(Beginning of Excerpted text)
Boston needs a new approach to school building modernization that addresses the scope and urgency of the challenge. The city should consider centralizing planning in the mayor’s office to lead the development of a community-driven, resilient five-year school facilities master plan that provides a comprehensive, strategic vision for this critical city infrastructure. Such a plan can be made possible with increased, dedicated public and private funding for school building projects that matches the full scope of needs while maintaining fiscal health. Major cities such as Washington, DC, and New York demonstrate that with centralized city leadership, transparent community engagement, creative financing and ambitious public goal setting it is possible to modernize 10 or more buildings a year, rather than the slow approach preferred in Boston that too frequently creates winners and losers. 

High-quality school options must be more readily available. Both what and how students are taught within their schools are critical components of school quality. Our city needs more high-quality schools: those that demonstrate academic progress for all student groups and close achievement gaps for Black and Latino students, English learners, and students with disabilities. Currently, families are forced to navigate a zero-sum game for what they perceive is scarcity of high-quality options, exhibited most clearly by controversy over exam schools, pre-K enrollment, and debates over which elementary schools might get a 6th grade

To answer the plea of thousands of Boston families, we must place strategic focus on increasing the number of high-quality school options throughout our city. This requires more than just adding staff to every building, or increasing annual budgets: it takes city leadership to catalyze an effort to both establish a holistic definition for high-quality schools, set goals for increasing access to them over the next five years, and provide funding and support to educators to undertake school transformation and design, driven by and centered around the authentic engagement of families, students, and community stakeholders. Boston could set goals similar to those in cities such as Denver and Nashville, where each focused their communities on school options and were able to bring in resources and support necessary for educators to design the types of schools that families wanted while also giving youth access to internships, early college, the arts, dual-language, and STEM.
(End of Excerpted text)
(Beginning of Information shown)
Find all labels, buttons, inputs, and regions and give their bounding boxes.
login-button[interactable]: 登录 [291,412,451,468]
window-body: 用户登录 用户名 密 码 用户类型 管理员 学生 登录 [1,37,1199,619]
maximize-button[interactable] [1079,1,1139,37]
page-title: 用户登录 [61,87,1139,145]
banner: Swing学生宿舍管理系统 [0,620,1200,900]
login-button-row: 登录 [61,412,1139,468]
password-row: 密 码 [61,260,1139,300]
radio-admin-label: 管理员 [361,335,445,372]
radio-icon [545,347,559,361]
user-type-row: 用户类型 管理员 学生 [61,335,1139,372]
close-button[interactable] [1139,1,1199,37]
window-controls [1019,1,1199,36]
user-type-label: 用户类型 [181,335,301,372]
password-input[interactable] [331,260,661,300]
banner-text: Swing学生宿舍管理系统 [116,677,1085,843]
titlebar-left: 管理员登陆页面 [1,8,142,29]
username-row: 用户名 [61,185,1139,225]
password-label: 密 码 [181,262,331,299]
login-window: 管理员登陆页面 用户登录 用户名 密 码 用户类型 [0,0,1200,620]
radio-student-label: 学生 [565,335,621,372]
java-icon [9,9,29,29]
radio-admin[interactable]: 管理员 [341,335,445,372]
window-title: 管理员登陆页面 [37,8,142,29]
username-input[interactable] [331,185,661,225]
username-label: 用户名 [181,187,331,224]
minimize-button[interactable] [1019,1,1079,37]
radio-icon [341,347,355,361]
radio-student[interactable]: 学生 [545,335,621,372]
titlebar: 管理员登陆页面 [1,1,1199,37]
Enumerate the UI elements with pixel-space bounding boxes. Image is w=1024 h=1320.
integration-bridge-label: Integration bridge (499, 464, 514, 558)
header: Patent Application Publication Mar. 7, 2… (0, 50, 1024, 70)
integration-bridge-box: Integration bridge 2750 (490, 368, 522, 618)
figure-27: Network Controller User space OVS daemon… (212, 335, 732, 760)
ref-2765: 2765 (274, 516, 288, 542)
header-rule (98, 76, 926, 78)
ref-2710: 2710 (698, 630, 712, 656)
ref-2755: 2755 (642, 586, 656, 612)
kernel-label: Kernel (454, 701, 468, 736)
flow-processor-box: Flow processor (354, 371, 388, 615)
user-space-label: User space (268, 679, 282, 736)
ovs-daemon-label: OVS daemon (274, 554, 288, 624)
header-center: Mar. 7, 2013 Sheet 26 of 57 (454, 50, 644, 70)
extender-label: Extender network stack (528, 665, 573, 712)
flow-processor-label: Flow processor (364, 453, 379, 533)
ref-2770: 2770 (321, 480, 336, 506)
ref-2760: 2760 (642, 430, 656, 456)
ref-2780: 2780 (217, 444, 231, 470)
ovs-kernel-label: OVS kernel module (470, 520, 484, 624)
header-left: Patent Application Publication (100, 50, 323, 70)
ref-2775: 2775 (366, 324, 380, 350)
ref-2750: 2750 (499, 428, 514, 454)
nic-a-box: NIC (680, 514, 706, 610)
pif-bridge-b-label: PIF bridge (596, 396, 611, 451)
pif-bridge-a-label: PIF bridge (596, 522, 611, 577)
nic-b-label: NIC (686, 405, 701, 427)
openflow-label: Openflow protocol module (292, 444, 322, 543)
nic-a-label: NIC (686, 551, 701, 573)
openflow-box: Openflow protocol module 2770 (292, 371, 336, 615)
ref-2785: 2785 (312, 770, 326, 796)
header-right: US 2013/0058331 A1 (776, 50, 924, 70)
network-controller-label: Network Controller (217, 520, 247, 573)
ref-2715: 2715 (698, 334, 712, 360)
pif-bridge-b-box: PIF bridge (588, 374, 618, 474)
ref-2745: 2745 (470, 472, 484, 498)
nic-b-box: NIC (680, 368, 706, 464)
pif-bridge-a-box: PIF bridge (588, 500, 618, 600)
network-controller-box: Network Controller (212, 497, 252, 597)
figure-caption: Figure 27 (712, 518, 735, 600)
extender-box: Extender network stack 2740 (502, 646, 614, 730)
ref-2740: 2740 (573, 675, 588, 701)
(End of Information shown)
● Work instruction 1: In the Boston schools text, how many buildings a year do Washington, DC, and New York show it is possible to modernize?
● Work instruction 2: Write out the part of the Boston schools text between "Boston needs a" and "winners and losers.", inclusive.
● Work instruction 3: Continue the Boston schools text with what would come after its final sentence.

● Written reply 1: 10 or more buildings a year.

● Written reply 2:
Boston needs a new approach to school building modernization that addresses the scope and urgency of the challenge. The city should consider centralizing planning in the mayor’s office to lead the development of a community-driven, resilient five-year school facilities master plan that provides a comprehensive, strategic vision for this critical city infrastructure. Such a plan can be made possible with increased, dedicated public and private funding for school building projects that matches the full scope of needs while maintaining fiscal health. Major cities such as Washington, DC, and New York demonstrate that with centralized city leadership, transparent community engagement, creative financing and ambitious public goal setting it is possible to modernize 10 or more buildings a year, rather than the slow approach preferred in Boston that too frequently creates winners and losers.

● Written reply 3:
School enrollment must be simplified and more equitable from the start. Finding and enrolling in our city’s schools can and should be easier for families. Currently, every family must navigate a complex and decentralized myriad of options, processes, and deadlines across multiple school sectors. This puts the most vulnerable families at a disadvantage while catering to those with insider knowledge and adequate resources (time, money, and social networks). 

As we look to expand pre-K access, Boston should simultaneously redesign and simplify the pre-K enrollment system to be more accessible and equitable for families of our youngest learners. Drawing on similar policies in Washington, DC, Seattle, and Tulsa, Boston would benefit by launching its own citywide, unified, equity-centered pre-K enrollment process, as well as building a centralized information hub about all Boston school options and enrollment procedures not unlike Boston School Finder, a resource my organization, Boston Schools Fund, launched in 2017. Eventually, changes to how we enroll families at the pre-K entry point could be scaled for all grade levels.

While we recognize the many important and urgent issues competing for the mayor’s attention, the breadth and scope of issues affecting education in Boston command long-overdue action. In times of pandemic or otherwise, Boston’s children always need safe, enriching places to learn. Fixing our schools isn’t an overnight process and the city has never faced a more urgent moment to act in service of every child, in every neighborhood.

Kerry Donahue is chief strategy officer of Boston Schools Fund, a nonprofit advancing educational equity. The fund’s new education policy report, Every Child, Every Neighborhood, is now available.